Instruction:
Below is some material; set it all down exactly, apart from the pictures.

(Data excerpts)

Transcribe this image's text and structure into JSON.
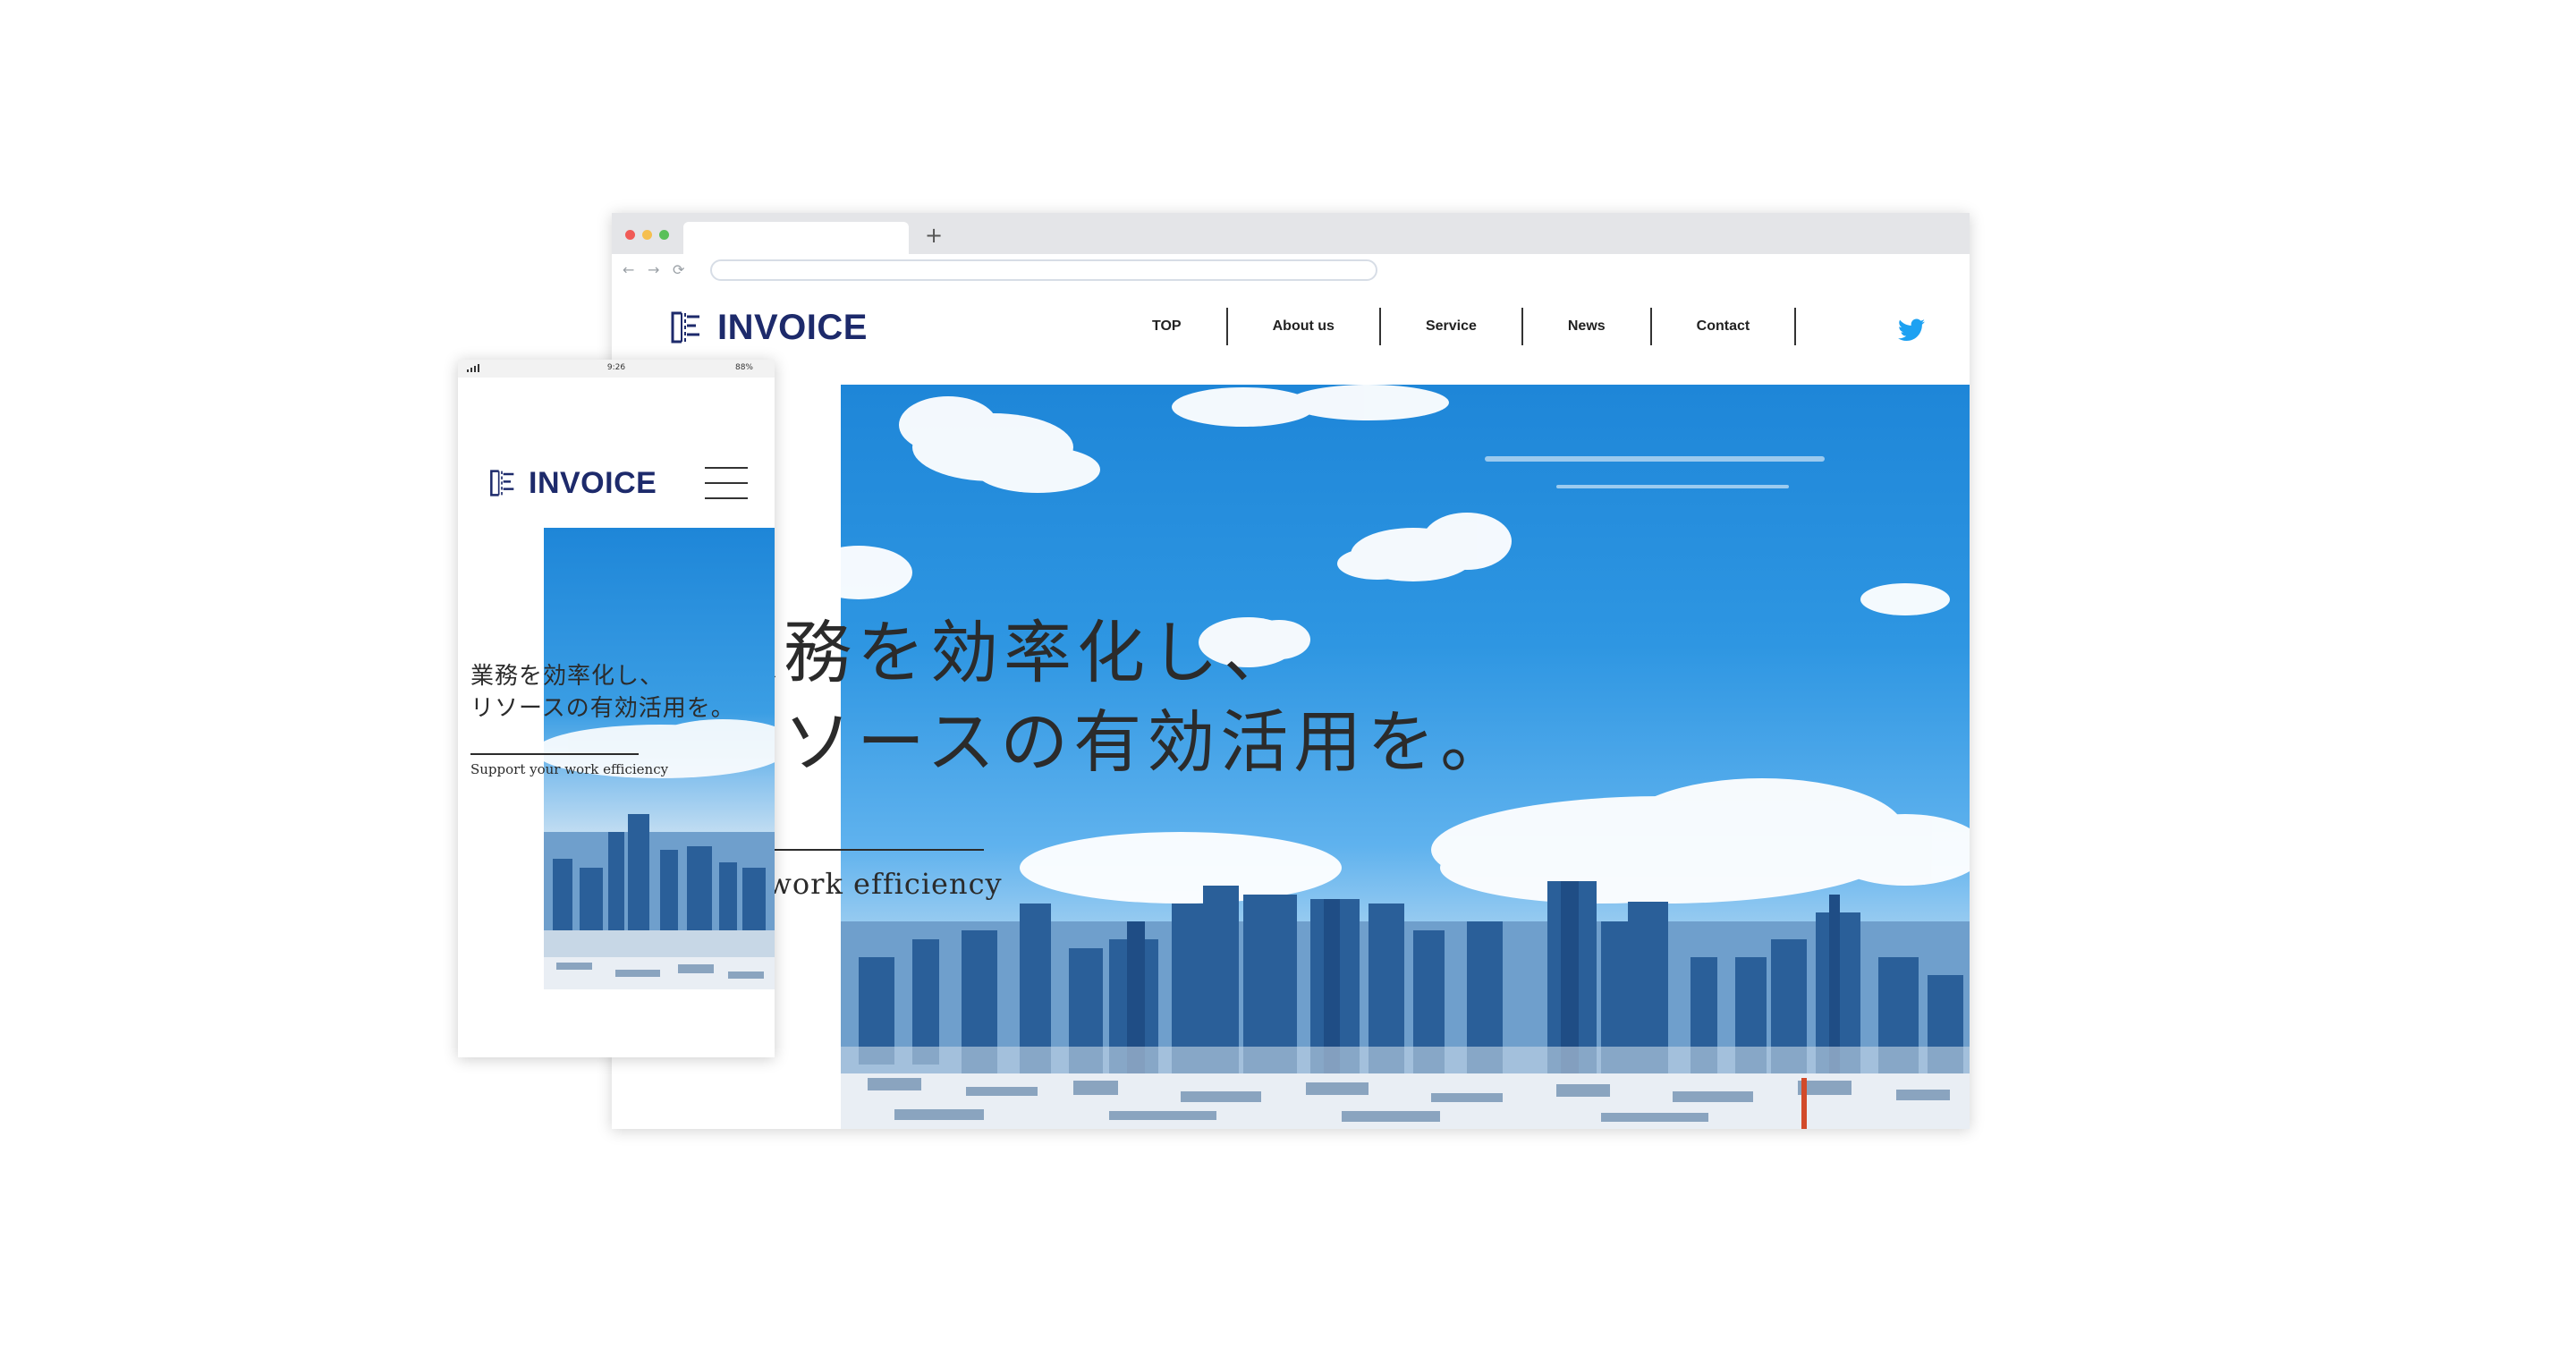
{
  "brand": {
    "name": "INVOICE",
    "logo_color": "#1d2a6b"
  },
  "desktop": {
    "browser": {
      "new_tab_symbol": "+",
      "back_icon": "←",
      "forward_icon": "→",
      "reload_icon": "⟳"
    },
    "nav": {
      "items": [
        {
          "label": "TOP"
        },
        {
          "label": "About us"
        },
        {
          "label": "Service"
        },
        {
          "label": "News"
        },
        {
          "label": "Contact"
        }
      ],
      "social_icon": "twitter-icon",
      "social_color": "#1da1f2"
    },
    "hero": {
      "headline_line1": "業務を効率化し、",
      "headline_line2": "リソースの有効活用を。",
      "subline": "Support your work efficiency"
    }
  },
  "mobile": {
    "status": {
      "time": "9:26",
      "battery": "88%"
    },
    "menu_icon": "hamburger-menu-icon",
    "hero": {
      "headline_line1": "業務を効率化し、",
      "headline_line2": "リソースの有効活用を。",
      "subline": "Support your work efficiency"
    }
  }
}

Worked answer:
Transcribe this image's text and structure into JSON.
{
  "brand": {
    "name": "INVOICE",
    "logo_color": "#1d2a6b"
  },
  "desktop": {
    "browser": {
      "new_tab_symbol": "+",
      "back_icon": "←",
      "forward_icon": "→",
      "reload_icon": "⟳"
    },
    "nav": {
      "items": [
        {
          "label": "TOP"
        },
        {
          "label": "About us"
        },
        {
          "label": "Service"
        },
        {
          "label": "News"
        },
        {
          "label": "Contact"
        }
      ],
      "social_icon": "twitter-icon",
      "social_color": "#1da1f2"
    },
    "hero": {
      "headline_line1": "業務を効率化し、",
      "headline_line2": "リソースの有効活用を。",
      "subline": "Support your work efficiency"
    }
  },
  "mobile": {
    "status": {
      "time": "9:26",
      "battery": "88%"
    },
    "menu_icon": "hamburger-menu-icon",
    "hero": {
      "headline_line1": "業務を効率化し、",
      "headline_line2": "リソースの有効活用を。",
      "subline": "Support your work efficiency"
    }
  }
}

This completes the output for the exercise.